## GIVEN ENTRIES

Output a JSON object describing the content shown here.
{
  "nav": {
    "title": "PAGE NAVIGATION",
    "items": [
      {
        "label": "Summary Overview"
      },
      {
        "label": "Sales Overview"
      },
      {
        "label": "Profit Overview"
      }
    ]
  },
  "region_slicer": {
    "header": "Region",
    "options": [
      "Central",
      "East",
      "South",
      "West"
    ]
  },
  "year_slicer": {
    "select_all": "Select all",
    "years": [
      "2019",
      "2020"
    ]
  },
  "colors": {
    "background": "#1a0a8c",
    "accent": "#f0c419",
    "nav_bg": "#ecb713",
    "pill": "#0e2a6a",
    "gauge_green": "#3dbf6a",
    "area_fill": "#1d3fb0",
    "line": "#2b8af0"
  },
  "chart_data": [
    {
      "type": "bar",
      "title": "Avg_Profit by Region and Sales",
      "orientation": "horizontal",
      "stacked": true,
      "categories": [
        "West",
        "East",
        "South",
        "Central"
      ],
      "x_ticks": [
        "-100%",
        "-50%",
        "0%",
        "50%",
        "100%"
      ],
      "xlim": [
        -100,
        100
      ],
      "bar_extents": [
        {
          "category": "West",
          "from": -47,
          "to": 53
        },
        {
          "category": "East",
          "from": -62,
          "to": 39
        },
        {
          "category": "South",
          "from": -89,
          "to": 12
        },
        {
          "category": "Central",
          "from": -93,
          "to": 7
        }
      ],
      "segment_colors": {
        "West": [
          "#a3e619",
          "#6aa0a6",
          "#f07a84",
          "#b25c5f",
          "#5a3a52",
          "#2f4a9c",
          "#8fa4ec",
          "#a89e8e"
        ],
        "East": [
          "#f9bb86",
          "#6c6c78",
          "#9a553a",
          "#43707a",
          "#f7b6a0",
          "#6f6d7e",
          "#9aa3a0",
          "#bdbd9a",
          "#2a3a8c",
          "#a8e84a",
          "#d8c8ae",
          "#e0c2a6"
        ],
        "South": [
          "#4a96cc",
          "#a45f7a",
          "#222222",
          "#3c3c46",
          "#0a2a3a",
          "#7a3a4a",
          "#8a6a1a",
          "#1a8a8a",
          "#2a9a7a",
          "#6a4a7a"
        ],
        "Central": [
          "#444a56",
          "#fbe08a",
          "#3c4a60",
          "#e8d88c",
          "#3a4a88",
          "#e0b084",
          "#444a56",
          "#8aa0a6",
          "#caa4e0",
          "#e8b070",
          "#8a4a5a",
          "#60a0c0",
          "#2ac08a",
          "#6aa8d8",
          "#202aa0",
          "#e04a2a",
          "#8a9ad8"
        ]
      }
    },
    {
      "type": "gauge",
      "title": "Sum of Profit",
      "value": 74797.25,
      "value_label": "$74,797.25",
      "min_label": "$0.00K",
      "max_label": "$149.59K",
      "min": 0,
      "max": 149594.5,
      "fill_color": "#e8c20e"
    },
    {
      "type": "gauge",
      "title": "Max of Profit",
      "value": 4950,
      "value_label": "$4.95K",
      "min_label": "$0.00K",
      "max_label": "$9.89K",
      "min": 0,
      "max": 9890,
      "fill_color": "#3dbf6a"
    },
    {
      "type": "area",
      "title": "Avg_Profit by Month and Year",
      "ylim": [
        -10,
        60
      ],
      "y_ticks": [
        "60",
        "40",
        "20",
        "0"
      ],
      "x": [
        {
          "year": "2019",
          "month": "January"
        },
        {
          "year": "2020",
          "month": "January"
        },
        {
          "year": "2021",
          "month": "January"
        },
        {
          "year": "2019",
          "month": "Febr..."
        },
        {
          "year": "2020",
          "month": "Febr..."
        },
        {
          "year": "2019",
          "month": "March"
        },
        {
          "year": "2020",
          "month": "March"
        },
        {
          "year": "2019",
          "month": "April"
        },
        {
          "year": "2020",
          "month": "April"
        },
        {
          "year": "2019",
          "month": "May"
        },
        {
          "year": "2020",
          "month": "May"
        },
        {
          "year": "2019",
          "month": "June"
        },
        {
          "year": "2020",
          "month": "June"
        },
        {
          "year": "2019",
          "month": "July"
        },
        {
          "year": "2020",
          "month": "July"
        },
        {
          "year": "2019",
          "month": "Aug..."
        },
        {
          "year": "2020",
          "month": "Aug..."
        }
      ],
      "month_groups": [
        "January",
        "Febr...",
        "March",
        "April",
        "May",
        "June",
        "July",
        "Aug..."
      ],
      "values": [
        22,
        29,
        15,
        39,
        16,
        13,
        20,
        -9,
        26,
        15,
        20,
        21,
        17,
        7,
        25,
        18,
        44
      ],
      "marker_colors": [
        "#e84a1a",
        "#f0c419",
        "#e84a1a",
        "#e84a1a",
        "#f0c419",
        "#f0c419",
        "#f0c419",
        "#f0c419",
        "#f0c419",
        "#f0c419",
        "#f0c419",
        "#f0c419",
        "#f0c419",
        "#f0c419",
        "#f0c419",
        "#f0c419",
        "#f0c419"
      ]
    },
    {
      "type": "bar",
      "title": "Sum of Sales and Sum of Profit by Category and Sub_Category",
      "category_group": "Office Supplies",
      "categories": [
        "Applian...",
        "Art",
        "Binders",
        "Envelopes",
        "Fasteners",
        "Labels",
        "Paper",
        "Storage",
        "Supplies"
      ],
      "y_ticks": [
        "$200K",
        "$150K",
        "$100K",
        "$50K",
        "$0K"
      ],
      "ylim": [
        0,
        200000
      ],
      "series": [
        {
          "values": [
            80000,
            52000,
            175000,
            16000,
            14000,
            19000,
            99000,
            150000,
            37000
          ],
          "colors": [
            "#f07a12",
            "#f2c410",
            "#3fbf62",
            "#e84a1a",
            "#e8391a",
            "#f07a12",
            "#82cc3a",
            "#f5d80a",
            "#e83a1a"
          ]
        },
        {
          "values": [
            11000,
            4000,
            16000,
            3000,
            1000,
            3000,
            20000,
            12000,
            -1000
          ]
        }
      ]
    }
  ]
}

## WRITTEN INSTRUCTION
Your task is to retype all of the records exactly.

## FINAL RESULT
Output a JSON object describing the content shown here.
{
  "nav": {
    "title": "PAGE NAVIGATION",
    "items": [
      {
        "label": "Summary Overview"
      },
      {
        "label": "Sales Overview"
      },
      {
        "label": "Profit Overview"
      }
    ]
  },
  "region_slicer": {
    "header": "Region",
    "options": [
      "Central",
      "East",
      "South",
      "West"
    ]
  },
  "year_slicer": {
    "select_all": "Select all",
    "years": [
      "2019",
      "2020"
    ]
  },
  "colors": {
    "background": "#1a0a8c",
    "accent": "#f0c419",
    "nav_bg": "#ecb713",
    "pill": "#0e2a6a",
    "gauge_green": "#3dbf6a",
    "area_fill": "#1d3fb0",
    "line": "#2b8af0"
  },
  "chart_data": [
    {
      "type": "bar",
      "title": "Avg_Profit by Region and Sales",
      "orientation": "horizontal",
      "stacked": true,
      "categories": [
        "West",
        "East",
        "South",
        "Central"
      ],
      "x_ticks": [
        "-100%",
        "-50%",
        "0%",
        "50%",
        "100%"
      ],
      "xlim": [
        -100,
        100
      ],
      "bar_extents": [
        {
          "category": "West",
          "from": -47,
          "to": 53
        },
        {
          "category": "East",
          "from": -62,
          "to": 39
        },
        {
          "category": "South",
          "from": -89,
          "to": 12
        },
        {
          "category": "Central",
          "from": -93,
          "to": 7
        }
      ],
      "segment_colors": {
        "West": [
          "#a3e619",
          "#6aa0a6",
          "#f07a84",
          "#b25c5f",
          "#5a3a52",
          "#2f4a9c",
          "#8fa4ec",
          "#a89e8e"
        ],
        "East": [
          "#f9bb86",
          "#6c6c78",
          "#9a553a",
          "#43707a",
          "#f7b6a0",
          "#6f6d7e",
          "#9aa3a0",
          "#bdbd9a",
          "#2a3a8c",
          "#a8e84a",
          "#d8c8ae",
          "#e0c2a6"
        ],
        "South": [
          "#4a96cc",
          "#a45f7a",
          "#222222",
          "#3c3c46",
          "#0a2a3a",
          "#7a3a4a",
          "#8a6a1a",
          "#1a8a8a",
          "#2a9a7a",
          "#6a4a7a"
        ],
        "Central": [
          "#444a56",
          "#fbe08a",
          "#3c4a60",
          "#e8d88c",
          "#3a4a88",
          "#e0b084",
          "#444a56",
          "#8aa0a6",
          "#caa4e0",
          "#e8b070",
          "#8a4a5a",
          "#60a0c0",
          "#2ac08a",
          "#6aa8d8",
          "#202aa0",
          "#e04a2a",
          "#8a9ad8"
        ]
      }
    },
    {
      "type": "gauge",
      "title": "Sum of Profit",
      "value": 74797.25,
      "value_label": "$74,797.25",
      "min_label": "$0.00K",
      "max_label": "$149.59K",
      "min": 0,
      "max": 149594.5,
      "fill_color": "#e8c20e"
    },
    {
      "type": "gauge",
      "title": "Max of Profit",
      "value": 4950,
      "value_label": "$4.95K",
      "min_label": "$0.00K",
      "max_label": "$9.89K",
      "min": 0,
      "max": 9890,
      "fill_color": "#3dbf6a"
    },
    {
      "type": "area",
      "title": "Avg_Profit by Month and Year",
      "ylim": [
        -10,
        60
      ],
      "y_ticks": [
        "60",
        "40",
        "20",
        "0"
      ],
      "x": [
        {
          "year": "2019",
          "month": "January"
        },
        {
          "year": "2020",
          "month": "January"
        },
        {
          "year": "2021",
          "month": "January"
        },
        {
          "year": "2019",
          "month": "Febr..."
        },
        {
          "year": "2020",
          "month": "Febr..."
        },
        {
          "year": "2019",
          "month": "March"
        },
        {
          "year": "2020",
          "month": "March"
        },
        {
          "year": "2019",
          "month": "April"
        },
        {
          "year": "2020",
          "month": "April"
        },
        {
          "year": "2019",
          "month": "May"
        },
        {
          "year": "2020",
          "month": "May"
        },
        {
          "year": "2019",
          "month": "June"
        },
        {
          "year": "2020",
          "month": "June"
        },
        {
          "year": "2019",
          "month": "July"
        },
        {
          "year": "2020",
          "month": "July"
        },
        {
          "year": "2019",
          "month": "Aug..."
        },
        {
          "year": "2020",
          "month": "Aug..."
        }
      ],
      "month_groups": [
        "January",
        "Febr...",
        "March",
        "April",
        "May",
        "June",
        "July",
        "Aug..."
      ],
      "values": [
        22,
        29,
        15,
        39,
        16,
        13,
        20,
        -9,
        26,
        15,
        20,
        21,
        17,
        7,
        25,
        18,
        44
      ],
      "marker_colors": [
        "#e84a1a",
        "#f0c419",
        "#e84a1a",
        "#e84a1a",
        "#f0c419",
        "#f0c419",
        "#f0c419",
        "#f0c419",
        "#f0c419",
        "#f0c419",
        "#f0c419",
        "#f0c419",
        "#f0c419",
        "#f0c419",
        "#f0c419",
        "#f0c419",
        "#f0c419"
      ]
    },
    {
      "type": "bar",
      "title": "Sum of Sales and Sum of Profit by Category and Sub_Category",
      "category_group": "Office Supplies",
      "categories": [
        "Applian...",
        "Art",
        "Binders",
        "Envelopes",
        "Fasteners",
        "Labels",
        "Paper",
        "Storage",
        "Supplies"
      ],
      "y_ticks": [
        "$200K",
        "$150K",
        "$100K",
        "$50K",
        "$0K"
      ],
      "ylim": [
        0,
        200000
      ],
      "series": [
        {
          "values": [
            80000,
            52000,
            175000,
            16000,
            14000,
            19000,
            99000,
            150000,
            37000
          ],
          "colors": [
            "#f07a12",
            "#f2c410",
            "#3fbf62",
            "#e84a1a",
            "#e8391a",
            "#f07a12",
            "#82cc3a",
            "#f5d80a",
            "#e83a1a"
          ]
        },
        {
          "values": [
            11000,
            4000,
            16000,
            3000,
            1000,
            3000,
            20000,
            12000,
            -1000
          ]
        }
      ]
    }
  ]
}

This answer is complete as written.